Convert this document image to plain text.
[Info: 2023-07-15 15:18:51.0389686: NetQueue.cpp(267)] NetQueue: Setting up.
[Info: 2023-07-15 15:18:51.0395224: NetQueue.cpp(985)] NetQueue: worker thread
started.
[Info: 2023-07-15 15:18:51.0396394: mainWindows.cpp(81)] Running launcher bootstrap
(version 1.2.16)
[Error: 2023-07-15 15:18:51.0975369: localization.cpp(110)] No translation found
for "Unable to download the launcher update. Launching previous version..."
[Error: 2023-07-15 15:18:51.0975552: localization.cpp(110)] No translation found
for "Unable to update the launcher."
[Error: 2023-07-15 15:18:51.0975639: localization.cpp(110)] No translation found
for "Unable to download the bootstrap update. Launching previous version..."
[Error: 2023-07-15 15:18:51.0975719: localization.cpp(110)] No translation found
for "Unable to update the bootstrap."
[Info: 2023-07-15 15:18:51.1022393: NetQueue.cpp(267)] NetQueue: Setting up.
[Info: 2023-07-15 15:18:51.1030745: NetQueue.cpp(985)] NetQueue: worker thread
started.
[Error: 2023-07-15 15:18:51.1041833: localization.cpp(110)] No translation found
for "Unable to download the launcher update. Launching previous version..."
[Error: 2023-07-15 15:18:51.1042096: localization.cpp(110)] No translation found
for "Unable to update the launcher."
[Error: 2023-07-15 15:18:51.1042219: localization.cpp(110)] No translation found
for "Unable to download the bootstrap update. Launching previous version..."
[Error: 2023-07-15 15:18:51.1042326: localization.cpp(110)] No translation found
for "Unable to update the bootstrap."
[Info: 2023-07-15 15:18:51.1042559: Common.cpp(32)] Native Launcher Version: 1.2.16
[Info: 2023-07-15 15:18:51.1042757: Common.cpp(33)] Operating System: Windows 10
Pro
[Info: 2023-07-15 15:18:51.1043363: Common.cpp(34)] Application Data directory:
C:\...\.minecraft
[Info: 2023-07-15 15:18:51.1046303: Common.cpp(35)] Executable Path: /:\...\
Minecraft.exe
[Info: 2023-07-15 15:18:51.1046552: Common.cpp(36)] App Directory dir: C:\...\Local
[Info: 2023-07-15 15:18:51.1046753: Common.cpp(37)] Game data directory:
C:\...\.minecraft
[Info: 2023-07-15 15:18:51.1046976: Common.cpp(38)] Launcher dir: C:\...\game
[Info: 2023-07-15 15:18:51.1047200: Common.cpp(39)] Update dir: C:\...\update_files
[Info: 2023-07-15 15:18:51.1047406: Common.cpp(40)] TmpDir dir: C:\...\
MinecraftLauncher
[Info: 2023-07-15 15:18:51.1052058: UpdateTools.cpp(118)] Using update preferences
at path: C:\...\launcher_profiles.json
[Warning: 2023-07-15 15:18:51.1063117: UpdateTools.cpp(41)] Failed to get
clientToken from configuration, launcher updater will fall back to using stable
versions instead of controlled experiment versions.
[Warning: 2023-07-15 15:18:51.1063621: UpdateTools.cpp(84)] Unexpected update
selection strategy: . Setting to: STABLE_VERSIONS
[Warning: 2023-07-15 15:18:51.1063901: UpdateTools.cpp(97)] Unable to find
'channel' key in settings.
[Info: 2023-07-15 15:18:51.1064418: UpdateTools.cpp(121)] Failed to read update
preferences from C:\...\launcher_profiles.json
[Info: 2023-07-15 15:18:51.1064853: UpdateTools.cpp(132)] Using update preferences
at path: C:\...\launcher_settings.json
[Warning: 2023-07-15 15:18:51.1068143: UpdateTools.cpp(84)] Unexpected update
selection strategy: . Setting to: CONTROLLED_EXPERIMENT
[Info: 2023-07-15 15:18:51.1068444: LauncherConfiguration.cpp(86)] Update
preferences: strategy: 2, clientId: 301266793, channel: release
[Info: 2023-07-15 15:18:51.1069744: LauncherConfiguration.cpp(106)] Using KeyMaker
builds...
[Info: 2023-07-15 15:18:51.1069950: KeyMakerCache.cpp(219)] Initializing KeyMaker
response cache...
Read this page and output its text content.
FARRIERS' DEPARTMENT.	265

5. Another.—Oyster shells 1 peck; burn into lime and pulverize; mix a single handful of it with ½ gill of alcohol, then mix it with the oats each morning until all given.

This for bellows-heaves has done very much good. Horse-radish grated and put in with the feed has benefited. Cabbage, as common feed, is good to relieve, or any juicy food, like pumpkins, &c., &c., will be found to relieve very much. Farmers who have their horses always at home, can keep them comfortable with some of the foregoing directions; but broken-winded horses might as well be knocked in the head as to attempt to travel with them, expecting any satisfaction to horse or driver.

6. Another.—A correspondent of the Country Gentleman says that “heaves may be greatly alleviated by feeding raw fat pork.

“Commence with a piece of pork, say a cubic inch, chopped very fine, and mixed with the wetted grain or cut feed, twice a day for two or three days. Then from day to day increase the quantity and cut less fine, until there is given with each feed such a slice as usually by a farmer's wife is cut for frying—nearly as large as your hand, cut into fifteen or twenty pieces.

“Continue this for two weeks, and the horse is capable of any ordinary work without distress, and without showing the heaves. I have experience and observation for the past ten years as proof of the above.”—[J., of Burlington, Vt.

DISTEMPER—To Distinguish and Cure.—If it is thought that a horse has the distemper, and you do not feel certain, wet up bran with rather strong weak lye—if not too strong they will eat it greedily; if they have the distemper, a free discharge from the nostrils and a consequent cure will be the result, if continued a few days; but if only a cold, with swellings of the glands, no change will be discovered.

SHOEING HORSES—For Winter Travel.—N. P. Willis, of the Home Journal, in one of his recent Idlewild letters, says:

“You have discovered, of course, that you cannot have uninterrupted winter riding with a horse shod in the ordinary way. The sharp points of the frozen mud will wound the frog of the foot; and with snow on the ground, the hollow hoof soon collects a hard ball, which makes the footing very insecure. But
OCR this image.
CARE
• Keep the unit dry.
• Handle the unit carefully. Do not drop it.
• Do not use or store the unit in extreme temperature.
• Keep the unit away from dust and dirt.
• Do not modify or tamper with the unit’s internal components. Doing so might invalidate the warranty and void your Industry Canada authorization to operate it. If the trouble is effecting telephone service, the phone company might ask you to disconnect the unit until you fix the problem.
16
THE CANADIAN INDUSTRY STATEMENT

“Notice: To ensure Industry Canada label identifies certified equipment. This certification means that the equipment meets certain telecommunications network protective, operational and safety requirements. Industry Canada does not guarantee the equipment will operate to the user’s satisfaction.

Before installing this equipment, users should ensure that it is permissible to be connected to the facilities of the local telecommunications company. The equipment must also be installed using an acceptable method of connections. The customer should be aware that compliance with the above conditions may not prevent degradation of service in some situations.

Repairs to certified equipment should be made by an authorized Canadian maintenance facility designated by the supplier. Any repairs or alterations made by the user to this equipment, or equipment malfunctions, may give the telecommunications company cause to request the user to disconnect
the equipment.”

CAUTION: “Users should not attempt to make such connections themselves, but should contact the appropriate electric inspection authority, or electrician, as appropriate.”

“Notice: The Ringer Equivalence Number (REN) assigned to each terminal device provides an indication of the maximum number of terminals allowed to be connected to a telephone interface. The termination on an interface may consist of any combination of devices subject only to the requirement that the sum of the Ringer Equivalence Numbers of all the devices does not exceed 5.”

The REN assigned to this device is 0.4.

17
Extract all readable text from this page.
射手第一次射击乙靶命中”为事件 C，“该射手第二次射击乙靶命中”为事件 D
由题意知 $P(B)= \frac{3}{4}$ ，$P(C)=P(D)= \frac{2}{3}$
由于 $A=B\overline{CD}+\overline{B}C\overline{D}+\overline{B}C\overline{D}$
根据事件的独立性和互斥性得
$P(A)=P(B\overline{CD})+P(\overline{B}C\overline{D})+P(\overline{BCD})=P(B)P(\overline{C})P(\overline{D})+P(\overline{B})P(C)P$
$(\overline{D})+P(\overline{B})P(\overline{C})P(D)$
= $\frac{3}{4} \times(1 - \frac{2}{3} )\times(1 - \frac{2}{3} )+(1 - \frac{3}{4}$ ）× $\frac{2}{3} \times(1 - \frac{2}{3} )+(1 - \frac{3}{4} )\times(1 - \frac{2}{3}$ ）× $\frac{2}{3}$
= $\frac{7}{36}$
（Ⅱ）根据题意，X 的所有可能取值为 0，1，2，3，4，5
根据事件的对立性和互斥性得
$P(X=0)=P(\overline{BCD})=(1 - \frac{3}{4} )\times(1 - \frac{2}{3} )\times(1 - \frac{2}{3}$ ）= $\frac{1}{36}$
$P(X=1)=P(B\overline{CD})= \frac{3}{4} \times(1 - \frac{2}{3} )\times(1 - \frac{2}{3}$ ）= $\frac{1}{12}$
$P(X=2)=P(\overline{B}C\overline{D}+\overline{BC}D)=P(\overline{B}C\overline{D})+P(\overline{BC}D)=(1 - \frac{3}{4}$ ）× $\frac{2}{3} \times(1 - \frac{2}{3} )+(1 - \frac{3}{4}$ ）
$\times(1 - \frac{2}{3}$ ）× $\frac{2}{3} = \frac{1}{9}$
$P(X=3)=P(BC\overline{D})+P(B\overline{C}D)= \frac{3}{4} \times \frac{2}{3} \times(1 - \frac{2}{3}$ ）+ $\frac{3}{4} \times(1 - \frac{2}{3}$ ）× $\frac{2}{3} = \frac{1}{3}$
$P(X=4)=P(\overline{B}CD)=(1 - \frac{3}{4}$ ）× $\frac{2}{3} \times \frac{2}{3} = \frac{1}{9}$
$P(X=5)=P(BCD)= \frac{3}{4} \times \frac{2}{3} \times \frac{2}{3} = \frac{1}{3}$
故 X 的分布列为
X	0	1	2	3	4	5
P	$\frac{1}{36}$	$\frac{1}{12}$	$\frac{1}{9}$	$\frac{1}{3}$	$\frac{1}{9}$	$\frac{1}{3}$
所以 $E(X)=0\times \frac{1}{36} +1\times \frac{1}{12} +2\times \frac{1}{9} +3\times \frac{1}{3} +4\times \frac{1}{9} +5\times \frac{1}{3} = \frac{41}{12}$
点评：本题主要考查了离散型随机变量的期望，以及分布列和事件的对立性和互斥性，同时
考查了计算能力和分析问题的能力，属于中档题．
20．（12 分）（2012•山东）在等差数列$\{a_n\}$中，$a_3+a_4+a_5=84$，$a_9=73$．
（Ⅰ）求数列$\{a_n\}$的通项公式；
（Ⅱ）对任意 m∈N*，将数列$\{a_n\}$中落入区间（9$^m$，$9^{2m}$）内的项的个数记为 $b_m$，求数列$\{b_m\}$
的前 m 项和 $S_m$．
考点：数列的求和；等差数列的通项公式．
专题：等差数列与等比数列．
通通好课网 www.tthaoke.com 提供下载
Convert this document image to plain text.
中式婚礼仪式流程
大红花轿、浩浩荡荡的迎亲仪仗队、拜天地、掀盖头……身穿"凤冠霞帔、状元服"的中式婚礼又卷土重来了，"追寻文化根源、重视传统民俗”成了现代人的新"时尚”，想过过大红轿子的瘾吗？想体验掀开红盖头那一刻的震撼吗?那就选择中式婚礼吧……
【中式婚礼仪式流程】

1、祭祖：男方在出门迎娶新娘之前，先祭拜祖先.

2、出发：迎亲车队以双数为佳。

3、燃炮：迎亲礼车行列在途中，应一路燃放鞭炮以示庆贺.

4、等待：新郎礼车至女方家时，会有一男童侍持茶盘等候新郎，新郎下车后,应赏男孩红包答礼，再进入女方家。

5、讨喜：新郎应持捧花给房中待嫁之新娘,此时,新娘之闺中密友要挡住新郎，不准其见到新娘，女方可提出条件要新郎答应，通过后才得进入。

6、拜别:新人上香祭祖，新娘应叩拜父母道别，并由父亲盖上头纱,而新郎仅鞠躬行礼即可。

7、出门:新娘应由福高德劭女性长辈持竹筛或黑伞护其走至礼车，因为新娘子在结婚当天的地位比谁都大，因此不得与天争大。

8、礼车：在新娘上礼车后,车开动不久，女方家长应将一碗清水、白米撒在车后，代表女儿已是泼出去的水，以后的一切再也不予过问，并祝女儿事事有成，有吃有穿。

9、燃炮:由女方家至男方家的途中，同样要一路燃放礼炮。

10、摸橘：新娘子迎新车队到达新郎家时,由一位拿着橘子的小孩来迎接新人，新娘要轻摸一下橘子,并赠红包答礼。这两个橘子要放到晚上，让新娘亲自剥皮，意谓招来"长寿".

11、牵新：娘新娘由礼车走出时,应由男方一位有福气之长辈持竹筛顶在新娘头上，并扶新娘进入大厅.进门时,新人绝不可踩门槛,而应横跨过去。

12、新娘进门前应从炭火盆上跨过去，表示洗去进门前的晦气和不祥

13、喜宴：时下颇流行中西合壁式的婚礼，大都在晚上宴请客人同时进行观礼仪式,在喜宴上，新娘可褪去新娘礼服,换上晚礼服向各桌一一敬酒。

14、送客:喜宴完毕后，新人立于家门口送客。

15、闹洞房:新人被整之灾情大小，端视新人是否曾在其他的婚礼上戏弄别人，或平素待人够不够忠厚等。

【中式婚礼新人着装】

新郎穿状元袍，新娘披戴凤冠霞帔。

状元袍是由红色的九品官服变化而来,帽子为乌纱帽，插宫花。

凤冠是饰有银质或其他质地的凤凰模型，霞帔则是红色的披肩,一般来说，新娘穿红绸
........
- SET EXERCISE:
Which lines hold the string "found"? Copy all of them from the data above.

- FULL OUTPUT:
[Error: 2023-07-15 15:18:51.0975369: localization.cpp(110)] No translation found
[Error: 2023-07-15 15:18:51.0975552: localization.cpp(110)] No translation found
[Error: 2023-07-15 15:18:51.0975639: localization.cpp(110)] No translation found
[Error: 2023-07-15 15:18:51.0975719: localization.cpp(110)] No translation found
[Error: 2023-07-15 15:18:51.1041833: localization.cpp(110)] No translation found
[Error: 2023-07-15 15:18:51.1042096: localization.cpp(110)] No translation found
[Error: 2023-07-15 15:18:51.1042219: localization.cpp(110)] No translation found
[Error: 2023-07-15 15:18:51.1042326: localization.cpp(110)] No translation found
This for bellows-heaves has done very much good. Horse-radish grated and put in with the feed has benefited. Cabbage, as common feed, is good to relieve, or any juicy food, like pumpkins, &c., &c., will be found to relieve very much. Farmers who have their horses always at home, can keep them comfortable with some of the foregoing directions; but broken-winded horses might as well be knocked in the head as to attempt to travel with them, expecting any satisfaction to horse or driver.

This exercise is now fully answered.